## Objectives
a - Check each statement against the thread on checking Python types below. Answer yes or no for each, and quote the words from the thread that settle it.
(i) The second parameter of isinstance() can be a tuple of types.
(ii) Checking type(A) is type(B) gives true when A is a subclass of B.
(iii) The __class__ sample comes from a Python 2.7 console.
b - Answer these questions from the thread on checking Python types:
(i) After a = [], what does type(a) show?
(ii) What kind of block might be more Pythonic?
(iii) After i = 2, what does i.__class__ give?
c - Extend the thread on checking Python types, picking up right after its last line.
### Quoted passage
The second parameter of isinstance() also accepts a tuple of types, so it’s possible to check for multiple types at once. isinstance will then return true, if the object is of any of those types:
>>> isinstance([], (tuple, list, set))
True
Use type():
>>> a = []
>>> type(a)
<type 'list'>
>>> f = ()
>>> type(f)
<type 'tuple'>
It might be more Pythonic to use a try...except block. That way, if you have a class which quacks like a list, or quacks like a dict, it will behave properly regardless of what its type really is.
To clarify, the preferred method of "telling the difference" between variable types is with something called duck typing: as long as the methods (and return types) that a variable responds to are what your subroutine expects, treat it like what you expect it to be. For example, if you have a class that overloads the bracket operators with getattr and setattr, but uses some funny internal scheme, it would be appropriate for it to behave as a dictionary if that's what it's trying to emulate.
The other problem with the type(A) is type(B) checking is that if A is a subclass of B, it evaluates to false when, programmatically, you would hope it would be true. If an object is a subclass of a list, it should work like a list: checking the type as presented in the other answer will prevent this. (isinstance will work, however).
On instances of object you also have the:
__class__
attribute. Here is a sample taken from Python 3.3 console
>>> str = "str"
>>> str.__class__
<class 'str'>
>>> i = 2
>>> i.__class__
<class 'int'>
>>> class Test():
... pass
...
######
### Dataset excerpts
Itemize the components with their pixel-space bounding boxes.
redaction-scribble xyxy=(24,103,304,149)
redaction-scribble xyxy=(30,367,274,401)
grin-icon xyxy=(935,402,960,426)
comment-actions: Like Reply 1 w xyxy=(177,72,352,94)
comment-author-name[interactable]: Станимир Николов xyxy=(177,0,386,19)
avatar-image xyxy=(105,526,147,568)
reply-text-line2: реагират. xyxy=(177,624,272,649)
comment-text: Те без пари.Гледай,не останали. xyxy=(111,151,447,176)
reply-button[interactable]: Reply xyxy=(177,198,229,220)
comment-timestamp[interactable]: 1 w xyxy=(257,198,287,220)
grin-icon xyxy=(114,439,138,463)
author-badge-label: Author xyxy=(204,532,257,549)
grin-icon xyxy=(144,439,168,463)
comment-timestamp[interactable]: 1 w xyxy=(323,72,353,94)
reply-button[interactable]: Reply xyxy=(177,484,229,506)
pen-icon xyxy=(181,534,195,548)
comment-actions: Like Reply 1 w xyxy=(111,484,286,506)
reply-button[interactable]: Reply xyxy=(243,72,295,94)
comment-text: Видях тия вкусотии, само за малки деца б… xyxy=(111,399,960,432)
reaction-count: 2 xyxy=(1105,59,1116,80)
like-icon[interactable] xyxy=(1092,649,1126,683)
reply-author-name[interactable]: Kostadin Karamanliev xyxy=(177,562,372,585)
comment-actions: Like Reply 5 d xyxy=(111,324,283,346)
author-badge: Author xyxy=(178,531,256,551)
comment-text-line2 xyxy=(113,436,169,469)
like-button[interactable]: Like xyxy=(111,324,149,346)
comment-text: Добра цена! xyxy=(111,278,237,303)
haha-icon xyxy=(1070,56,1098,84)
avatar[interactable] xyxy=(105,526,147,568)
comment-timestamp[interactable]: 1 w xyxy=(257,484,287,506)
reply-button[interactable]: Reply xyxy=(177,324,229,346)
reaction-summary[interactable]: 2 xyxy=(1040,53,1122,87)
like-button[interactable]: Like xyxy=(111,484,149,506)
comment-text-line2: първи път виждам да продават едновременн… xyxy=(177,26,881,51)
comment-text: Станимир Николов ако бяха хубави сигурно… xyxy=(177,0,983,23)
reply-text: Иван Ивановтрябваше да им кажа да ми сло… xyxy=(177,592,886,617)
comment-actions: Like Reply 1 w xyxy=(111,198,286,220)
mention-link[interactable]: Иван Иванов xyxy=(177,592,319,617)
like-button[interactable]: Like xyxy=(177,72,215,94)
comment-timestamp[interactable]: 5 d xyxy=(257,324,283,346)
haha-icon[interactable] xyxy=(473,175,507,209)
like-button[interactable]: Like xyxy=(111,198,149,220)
######
### Dataset excerpts
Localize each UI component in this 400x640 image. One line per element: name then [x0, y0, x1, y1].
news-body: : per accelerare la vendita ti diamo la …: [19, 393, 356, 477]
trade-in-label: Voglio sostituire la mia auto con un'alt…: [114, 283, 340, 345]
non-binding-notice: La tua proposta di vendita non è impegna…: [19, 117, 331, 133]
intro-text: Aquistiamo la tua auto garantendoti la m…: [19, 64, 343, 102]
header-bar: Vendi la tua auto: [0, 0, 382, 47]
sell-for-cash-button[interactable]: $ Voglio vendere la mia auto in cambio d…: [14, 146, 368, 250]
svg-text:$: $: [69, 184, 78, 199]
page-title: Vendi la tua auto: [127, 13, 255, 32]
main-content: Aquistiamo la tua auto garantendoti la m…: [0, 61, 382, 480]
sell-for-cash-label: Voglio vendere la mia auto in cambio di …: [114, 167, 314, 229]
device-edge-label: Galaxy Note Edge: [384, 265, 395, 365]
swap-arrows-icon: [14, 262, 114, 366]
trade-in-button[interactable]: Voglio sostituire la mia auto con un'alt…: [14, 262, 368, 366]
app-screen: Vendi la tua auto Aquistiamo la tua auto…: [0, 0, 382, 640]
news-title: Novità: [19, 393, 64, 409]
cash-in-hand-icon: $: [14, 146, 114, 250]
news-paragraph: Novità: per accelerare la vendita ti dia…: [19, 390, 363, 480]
######
### Dataset excerpts
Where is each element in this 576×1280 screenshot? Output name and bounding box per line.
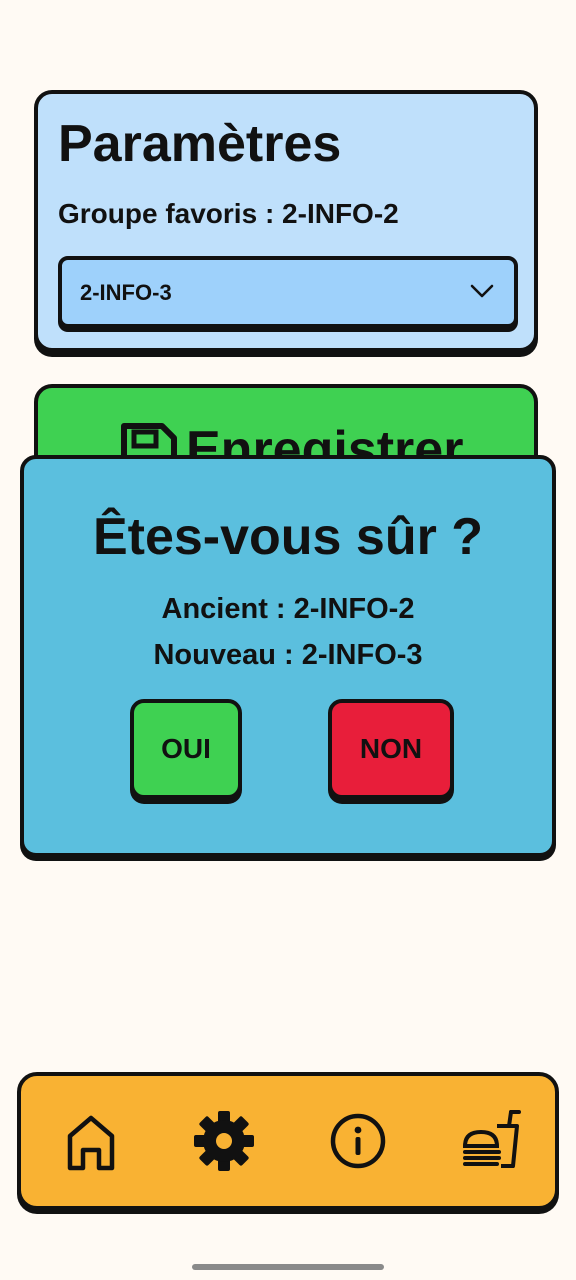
######
## Answers in order
a -
(i) Yes: "The second parameter of isinstance() also accepts a tuple of types"
(ii) No: "if A is a subclass of B, it evaluates to false"
(iii) No: "Here is a sample taken from Python 3.3 console"

b -
(i) <type 'list'>
(ii) A try...except block
(iii) <class 'int'>

c -
>>> a = Test()
>>> a.__class__
<class '__main__.Test'>
Beware that in python 3.x and in New-Style classes (aviable optionally from Python 2.6) class and type have been merged and this can sometime lead to unexpected results. Mainly for this reason my favorite way of testing types/classes is to the isinstance built in function.
Determine the type of a Python object
Determine the type of an object with type
>>> obj = object()
>>> type(obj)
<class 'object'>
Although it works, avoid double underscore attributes like __class__ - they're not semantically public, and, while perhaps not in this case, the builtin functions usually have better behavior.
>>> obj.__class__ # avoid this!
<class 'object'>
type checking
Is there a simple way to determine if a variable is a list, dictionary, or something else? I am getting an object back that may be either type and I need to be able to tell the difference.
Well that's a different question, don't use type - use isinstance:
def foo(obj):
"""given a string with items separated by spaces,
or a list or tuple,
do something sensible
"""
if isinstance(obj, str):
obj = str.split()
return _foo_handles_only_lists_or_tuples(obj)
This covers the case where your user might be doing something clever or sensible by subclassing str - according to the principle of Liskov Substitution, you want to be able to use subclass instances without breaking your code - and isinstance supports this.
Use Abstractions
Even better, you might look for a specific Abstract Base Class from collections or numbers:
from collections import Iterable
from numbers import Number
def bar(obj):
"""does something sensible with an iterable of numbers,
or just one number
"""
if isinstance(obj, Number): # make it a 1-tuple
obj = (obj,)
if not isinstance(obj, Iterable):
raise TypeError('obj must be either a number or iterable of numbers')
return _bar_sensible_with_iterable(obj)
Or Just Don't explicitly Type-check
Or, perhaps best of all, use duck-typing, and don't explicitly type-check your code. Duck-typing supports Liskov Substitution with more elegance and less verbosity.
def baz(obj):
"""given an obj, a dict (or anything with an .items method)
do something sensible with each key-value pair
"""
for key, value in obj.items():
_baz_something_sensible(key, value)
Conclusion
Use type to actually get an instance's class.
Use isinstance to explicitly check for actual subclasses or registered abstractions.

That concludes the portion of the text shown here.